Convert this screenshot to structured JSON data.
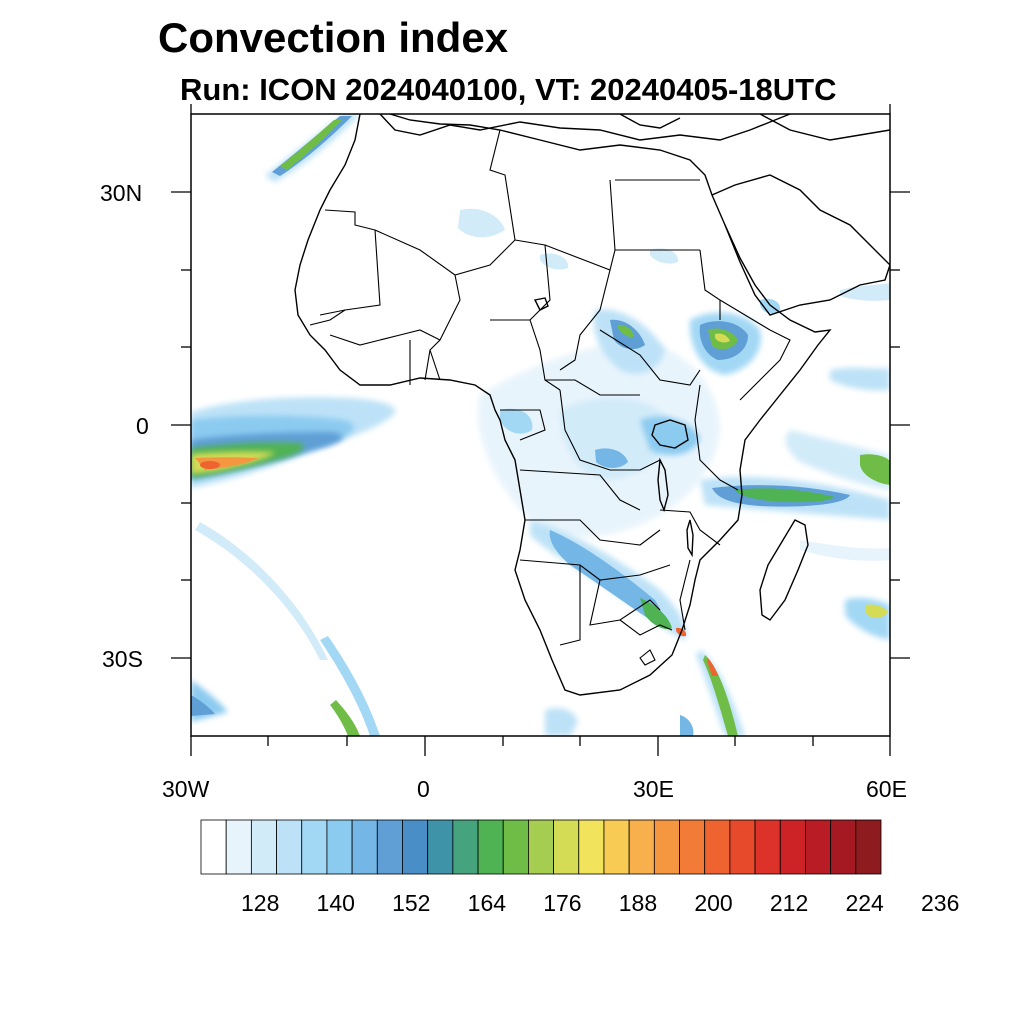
{
  "header": {
    "title": "Convection index",
    "subtitle": "Run: ICON 2024040100,  VT: 20240405-18UTC"
  },
  "axes": {
    "lon_ticks": [
      "30W",
      "0",
      "30E",
      "60E"
    ],
    "lat_ticks": [
      "30N",
      "0",
      "30S"
    ],
    "lon_range": [
      -30,
      60
    ],
    "lat_range": [
      -40,
      40
    ]
  },
  "colorbar": {
    "labels": [
      "128",
      "140",
      "152",
      "164",
      "176",
      "188",
      "200",
      "212",
      "224",
      "236"
    ],
    "colors": [
      "#ffffff",
      "#e8f4fc",
      "#d2ebf9",
      "#bde2f7",
      "#a3d8f5",
      "#8ccbf0",
      "#74b6e6",
      "#5f9fd6",
      "#4a8ec7",
      "#3f93a8",
      "#45a47d",
      "#4fb253",
      "#6fbd47",
      "#a5cd4f",
      "#d4dc55",
      "#f1e45c",
      "#f8cb55",
      "#f8b04c",
      "#f59641",
      "#f27c37",
      "#ee6330",
      "#e64a2b",
      "#dc3229",
      "#cd2327",
      "#b91c24",
      "#a51a22",
      "#8e1b1e"
    ]
  },
  "chart_data": {
    "type": "heatmap",
    "variable": "Convection index",
    "x_range": [
      -30,
      60
    ],
    "y_range": [
      -40,
      40
    ],
    "colorbar_ticks": [
      128,
      140,
      152,
      164,
      176,
      188,
      200,
      212,
      224,
      236
    ]
  }
}
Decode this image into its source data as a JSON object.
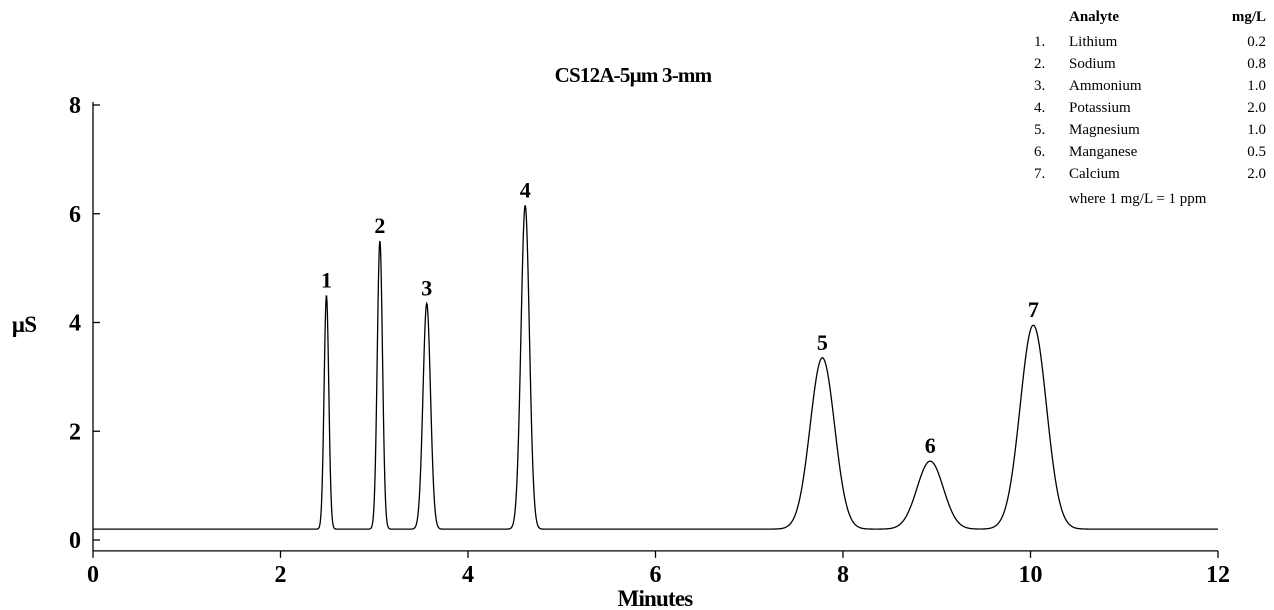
{
  "chart_data": {
    "type": "line",
    "title": "CS12A-5µm 3-mm",
    "xlabel": "Minutes",
    "ylabel": "µS",
    "xlim": [
      0,
      12
    ],
    "ylim": [
      -0.2,
      8
    ],
    "x_ticks": [
      0,
      2,
      4,
      6,
      8,
      10,
      12
    ],
    "y_ticks": [
      0,
      2,
      4,
      6,
      8
    ],
    "baseline": 0.2,
    "grid": false,
    "legend_position": "top-right",
    "series": [
      {
        "color": "#000000",
        "peaks": [
          {
            "label": "1",
            "time": 2.49,
            "height": 4.5,
            "width": 0.025
          },
          {
            "label": "2",
            "time": 3.06,
            "height": 5.5,
            "width": 0.028
          },
          {
            "label": "3",
            "time": 3.56,
            "height": 4.35,
            "width": 0.04
          },
          {
            "label": "4",
            "time": 4.61,
            "height": 6.15,
            "width": 0.045
          },
          {
            "label": "5",
            "time": 7.78,
            "height": 3.35,
            "width": 0.13
          },
          {
            "label": "6",
            "time": 8.93,
            "height": 1.45,
            "width": 0.14
          },
          {
            "label": "7",
            "time": 10.03,
            "height": 3.95,
            "width": 0.14
          }
        ]
      }
    ]
  },
  "analyte_table": {
    "header_name": "Analyte",
    "header_unit": "mg/L",
    "rows": [
      {
        "num": "1.",
        "name": "Lithium",
        "value": "0.2"
      },
      {
        "num": "2.",
        "name": "Sodium",
        "value": "0.8"
      },
      {
        "num": "3.",
        "name": "Ammonium",
        "value": "1.0"
      },
      {
        "num": "4.",
        "name": "Potassium",
        "value": "2.0"
      },
      {
        "num": "5.",
        "name": "Magnesium",
        "value": "1.0"
      },
      {
        "num": "6.",
        "name": "Manganese",
        "value": "0.5"
      },
      {
        "num": "7.",
        "name": "Calcium",
        "value": "2.0"
      }
    ],
    "footnote": "where 1 mg/L = 1 ppm"
  }
}
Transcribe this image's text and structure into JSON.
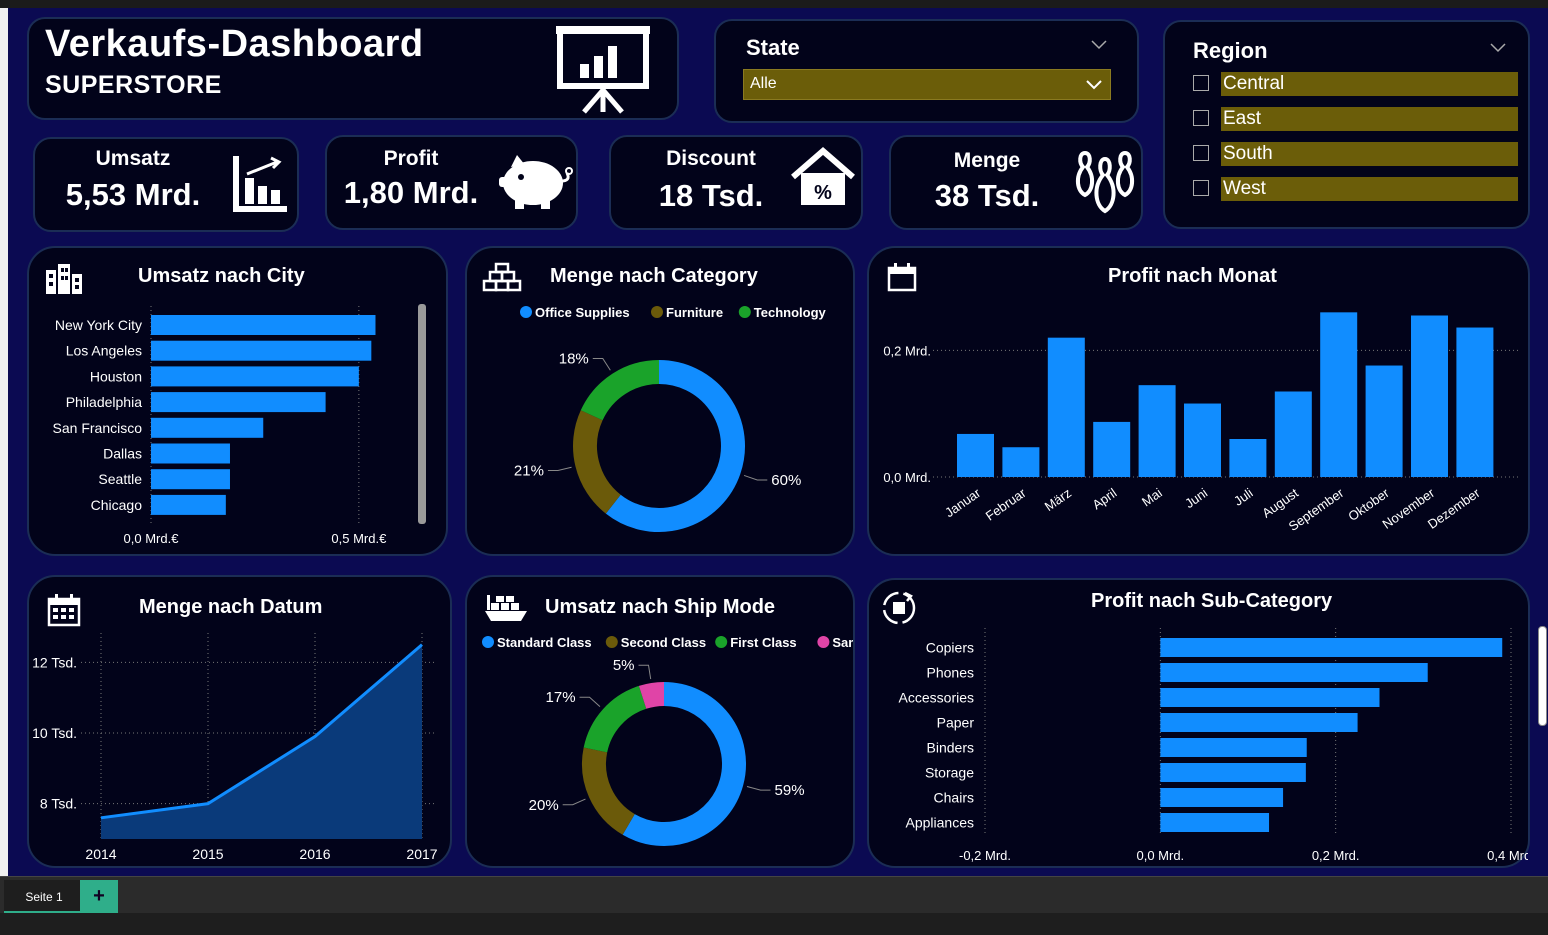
{
  "header": {
    "title": "Verkaufs-Dashboard",
    "subtitle": "SUPERSTORE"
  },
  "state_slicer": {
    "title": "State",
    "selected": "Alle"
  },
  "region_slicer": {
    "title": "Region",
    "items": [
      "Central",
      "East",
      "South",
      "West"
    ]
  },
  "kpis": {
    "umsatz": {
      "label": "Umsatz",
      "value": "5,53 Mrd."
    },
    "profit": {
      "label": "Profit",
      "value": "1,80 Mrd."
    },
    "discount": {
      "label": "Discount",
      "value": "18 Tsd."
    },
    "menge": {
      "label": "Menge",
      "value": "38 Tsd."
    }
  },
  "colors": {
    "accent": "#118dff",
    "office": "#118dff",
    "furniture": "#6b5a0a",
    "technology": "#1aa32a",
    "sameday": "#e044a7",
    "slicer_fill": "#6b5d09"
  },
  "chart_data": [
    {
      "id": "city",
      "type": "bar",
      "title": "Umsatz nach City",
      "categories": [
        "New York City",
        "Los Angeles",
        "Houston",
        "Philadelphia",
        "San Francisco",
        "Dallas",
        "Seattle",
        "Chicago"
      ],
      "values": [
        0.54,
        0.53,
        0.5,
        0.42,
        0.27,
        0.19,
        0.19,
        0.18
      ],
      "xlim": [
        0,
        0.7
      ],
      "xticks": [
        {
          "v": 0,
          "label": "0,0 Mrd.€"
        },
        {
          "v": 0.5,
          "label": "0,5 Mrd.€"
        }
      ]
    },
    {
      "id": "category",
      "type": "pie",
      "title": "Menge nach Category",
      "categories": [
        "Office Supplies",
        "Furniture",
        "Technology"
      ],
      "values": [
        60,
        21,
        18
      ],
      "labels": [
        "60%",
        "21%",
        "18%"
      ]
    },
    {
      "id": "monat",
      "type": "bar",
      "title": "Profit nach Monat",
      "categories": [
        "Januar",
        "Februar",
        "März",
        "April",
        "Mai",
        "Juni",
        "Juli",
        "August",
        "September",
        "Oktober",
        "November",
        "Dezember"
      ],
      "values": [
        0.068,
        0.047,
        0.22,
        0.087,
        0.145,
        0.116,
        0.06,
        0.135,
        0.26,
        0.176,
        0.255,
        0.236
      ],
      "ylim": [
        0,
        0.27
      ],
      "yticks": [
        {
          "v": 0,
          "label": "0,0 Mrd."
        },
        {
          "v": 0.2,
          "label": "0,2 Mrd."
        }
      ]
    },
    {
      "id": "datum",
      "type": "area",
      "title": "Menge nach Datum",
      "x": [
        "2014",
        "2015",
        "2016",
        "2017"
      ],
      "values": [
        7600,
        8000,
        9900,
        12500
      ],
      "ylim": [
        7000,
        13000
      ],
      "yticks": [
        {
          "v": 8000,
          "label": "8 Tsd."
        },
        {
          "v": 10000,
          "label": "10 Tsd."
        },
        {
          "v": 12000,
          "label": "12 Tsd."
        }
      ]
    },
    {
      "id": "shipmode",
      "type": "pie",
      "title": "Umsatz nach Ship Mode",
      "categories": [
        "Standard Class",
        "Second Class",
        "First Class",
        "Same Day"
      ],
      "values": [
        59,
        20,
        17,
        5
      ],
      "labels": [
        "59%",
        "20%",
        "17%",
        "5%"
      ]
    },
    {
      "id": "subcat",
      "type": "bar",
      "title": "Profit nach Sub-Category",
      "categories": [
        "Copiers",
        "Phones",
        "Accessories",
        "Paper",
        "Binders",
        "Storage",
        "Chairs",
        "Appliances"
      ],
      "values": [
        0.39,
        0.305,
        0.25,
        0.225,
        0.167,
        0.166,
        0.14,
        0.124
      ],
      "xlim": [
        -0.2,
        0.4
      ],
      "xticks": [
        {
          "v": -0.2,
          "label": "-0,2 Mrd."
        },
        {
          "v": 0,
          "label": "0,0 Mrd."
        },
        {
          "v": 0.2,
          "label": "0,2 Mrd."
        },
        {
          "v": 0.4,
          "label": "0,4 Mrd."
        }
      ]
    }
  ],
  "footer": {
    "tab": "Seite 1",
    "add": "+"
  }
}
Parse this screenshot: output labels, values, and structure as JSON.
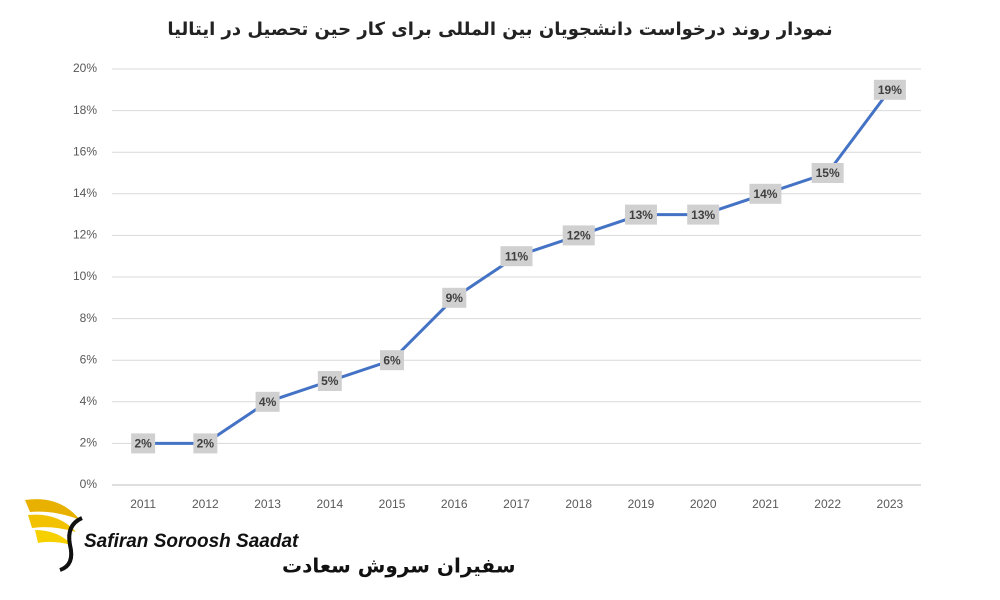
..........
Written request> Write out every entry again word for word, without any of the pictures.

Full answer>
Convert this screenshot to structured JSON data.
{
  "header": {
    "title": "Convection index",
    "subtitle": "Run: ICON 2024040100,  VT: 20240405-18UTC"
  },
  "axes": {
    "lon_ticks": [
      "30W",
      "0",
      "30E",
      "60E"
    ],
    "lat_ticks": [
      "30N",
      "0",
      "30S"
    ],
    "lon_range": [
      -30,
      60
    ],
    "lat_range": [
      -40,
      40
    ]
  },
  "colorbar": {
    "labels": [
      "128",
      "140",
      "152",
      "164",
      "176",
      "188",
      "200",
      "212",
      "224",
      "236"
    ],
    "colors": [
      "#ffffff",
      "#e8f4fc",
      "#d2ebf9",
      "#bde2f7",
      "#a3d8f5",
      "#8ccbf0",
      "#74b6e6",
      "#5f9fd6",
      "#4a8ec7",
      "#3f93a8",
      "#45a47d",
      "#4fb253",
      "#6fbd47",
      "#a5cd4f",
      "#d4dc55",
      "#f1e45c",
      "#f8cb55",
      "#f8b04c",
      "#f59641",
      "#f27c37",
      "#ee6330",
      "#e64a2b",
      "#dc3229",
      "#cd2327",
      "#b91c24",
      "#a51a22",
      "#8e1b1e"
    ]
  },
  "chart_data": {
    "type": "heatmap",
    "variable": "Convection index",
    "x_range": [
      -30,
      60
    ],
    "y_range": [
      -40,
      40
    ],
    "colorbar_ticks": [
      128,
      140,
      152,
      164,
      176,
      188,
      200,
      212,
      224,
      236
    ]
  }
}
Decode this image into its source data as a JSON object.
{
  "chart_data": {
    "type": "line",
    "title": "CS12A-5µm 3-mm",
    "xlabel": "Minutes",
    "ylabel": "µS",
    "xlim": [
      0,
      12
    ],
    "ylim": [
      -0.2,
      8
    ],
    "x_ticks": [
      0,
      2,
      4,
      6,
      8,
      10,
      12
    ],
    "y_ticks": [
      0,
      2,
      4,
      6,
      8
    ],
    "baseline": 0.2,
    "grid": false,
    "legend_position": "top-right",
    "series": [
      {
        "color": "#000000",
        "peaks": [
          {
            "label": "1",
            "time": 2.49,
            "height": 4.5,
            "width": 0.025
          },
          {
            "label": "2",
            "time": 3.06,
            "height": 5.5,
            "width": 0.028
          },
          {
            "label": "3",
            "time": 3.56,
            "height": 4.35,
            "width": 0.04
          },
          {
            "label": "4",
            "time": 4.61,
            "height": 6.15,
            "width": 0.045
          },
          {
            "label": "5",
            "time": 7.78,
            "height": 3.35,
            "width": 0.13
          },
          {
            "label": "6",
            "time": 8.93,
            "height": 1.45,
            "width": 0.14
          },
          {
            "label": "7",
            "time": 10.03,
            "height": 3.95,
            "width": 0.14
          }
        ]
      }
    ]
  },
  "analyte_table": {
    "header_name": "Analyte",
    "header_unit": "mg/L",
    "rows": [
      {
        "num": "1.",
        "name": "Lithium",
        "value": "0.2"
      },
      {
        "num": "2.",
        "name": "Sodium",
        "value": "0.8"
      },
      {
        "num": "3.",
        "name": "Ammonium",
        "value": "1.0"
      },
      {
        "num": "4.",
        "name": "Potassium",
        "value": "2.0"
      },
      {
        "num": "5.",
        "name": "Magnesium",
        "value": "1.0"
      },
      {
        "num": "6.",
        "name": "Manganese",
        "value": "0.5"
      },
      {
        "num": "7.",
        "name": "Calcium",
        "value": "2.0"
      }
    ],
    "footnote": "where 1 mg/L = 1 ppm"
  }
}
Transcribe this image's text and structure into JSON.
{
  "header": {
    "title": "Verkaufs-Dashboard",
    "subtitle": "SUPERSTORE"
  },
  "state_slicer": {
    "title": "State",
    "selected": "Alle"
  },
  "region_slicer": {
    "title": "Region",
    "items": [
      "Central",
      "East",
      "South",
      "West"
    ]
  },
  "kpis": {
    "umsatz": {
      "label": "Umsatz",
      "value": "5,53 Mrd."
    },
    "profit": {
      "label": "Profit",
      "value": "1,80 Mrd."
    },
    "discount": {
      "label": "Discount",
      "value": "18 Tsd."
    },
    "menge": {
      "label": "Menge",
      "value": "38 Tsd."
    }
  },
  "colors": {
    "accent": "#118dff",
    "office": "#118dff",
    "furniture": "#6b5a0a",
    "technology": "#1aa32a",
    "sameday": "#e044a7",
    "slicer_fill": "#6b5d09"
  },
  "chart_data": [
    {
      "id": "city",
      "type": "bar",
      "title": "Umsatz nach City",
      "categories": [
        "New York City",
        "Los Angeles",
        "Houston",
        "Philadelphia",
        "San Francisco",
        "Dallas",
        "Seattle",
        "Chicago"
      ],
      "values": [
        0.54,
        0.53,
        0.5,
        0.42,
        0.27,
        0.19,
        0.19,
        0.18
      ],
      "xlim": [
        0,
        0.7
      ],
      "xticks": [
        {
          "v": 0,
          "label": "0,0 Mrd.€"
        },
        {
          "v": 0.5,
          "label": "0,5 Mrd.€"
        }
      ]
    },
    {
      "id": "category",
      "type": "pie",
      "title": "Menge nach Category",
      "categories": [
        "Office Supplies",
        "Furniture",
        "Technology"
      ],
      "values": [
        60,
        21,
        18
      ],
      "labels": [
        "60%",
        "21%",
        "18%"
      ]
    },
    {
      "id": "monat",
      "type": "bar",
      "title": "Profit nach Monat",
      "categories": [
        "Januar",
        "Februar",
        "März",
        "April",
        "Mai",
        "Juni",
        "Juli",
        "August",
        "September",
        "Oktober",
        "November",
        "Dezember"
      ],
      "values": [
        0.068,
        0.047,
        0.22,
        0.087,
        0.145,
        0.116,
        0.06,
        0.135,
        0.26,
        0.176,
        0.255,
        0.236
      ],
      "ylim": [
        0,
        0.27
      ],
      "yticks": [
        {
          "v": 0,
          "label": "0,0 Mrd."
        },
        {
          "v": 0.2,
          "label": "0,2 Mrd."
        }
      ]
    },
    {
      "id": "datum",
      "type": "area",
      "title": "Menge nach Datum",
      "x": [
        "2014",
        "2015",
        "2016",
        "2017"
      ],
      "values": [
        7600,
        8000,
        9900,
        12500
      ],
      "ylim": [
        7000,
        13000
      ],
      "yticks": [
        {
          "v": 8000,
          "label": "8 Tsd."
        },
        {
          "v": 10000,
          "label": "10 Tsd."
        },
        {
          "v": 12000,
          "label": "12 Tsd."
        }
      ]
    },
    {
      "id": "shipmode",
      "type": "pie",
      "title": "Umsatz nach Ship Mode",
      "categories": [
        "Standard Class",
        "Second Class",
        "First Class",
        "Same Day"
      ],
      "values": [
        59,
        20,
        17,
        5
      ],
      "labels": [
        "59%",
        "20%",
        "17%",
        "5%"
      ]
    },
    {
      "id": "subcat",
      "type": "bar",
      "title": "Profit nach Sub-Category",
      "categories": [
        "Copiers",
        "Phones",
        "Accessories",
        "Paper",
        "Binders",
        "Storage",
        "Chairs",
        "Appliances"
      ],
      "values": [
        0.39,
        0.305,
        0.25,
        0.225,
        0.167,
        0.166,
        0.14,
        0.124
      ],
      "xlim": [
        -0.2,
        0.4
      ],
      "xticks": [
        {
          "v": -0.2,
          "label": "-0,2 Mrd."
        },
        {
          "v": 0,
          "label": "0,0 Mrd."
        },
        {
          "v": 0.2,
          "label": "0,2 Mrd."
        },
        {
          "v": 0.4,
          "label": "0,4 Mrd."
        }
      ]
    }
  ],
  "footer": {
    "tab": "Seite 1",
    "add": "+"
  }
}
Parse this screenshot: output labels, values, and structure as JSON.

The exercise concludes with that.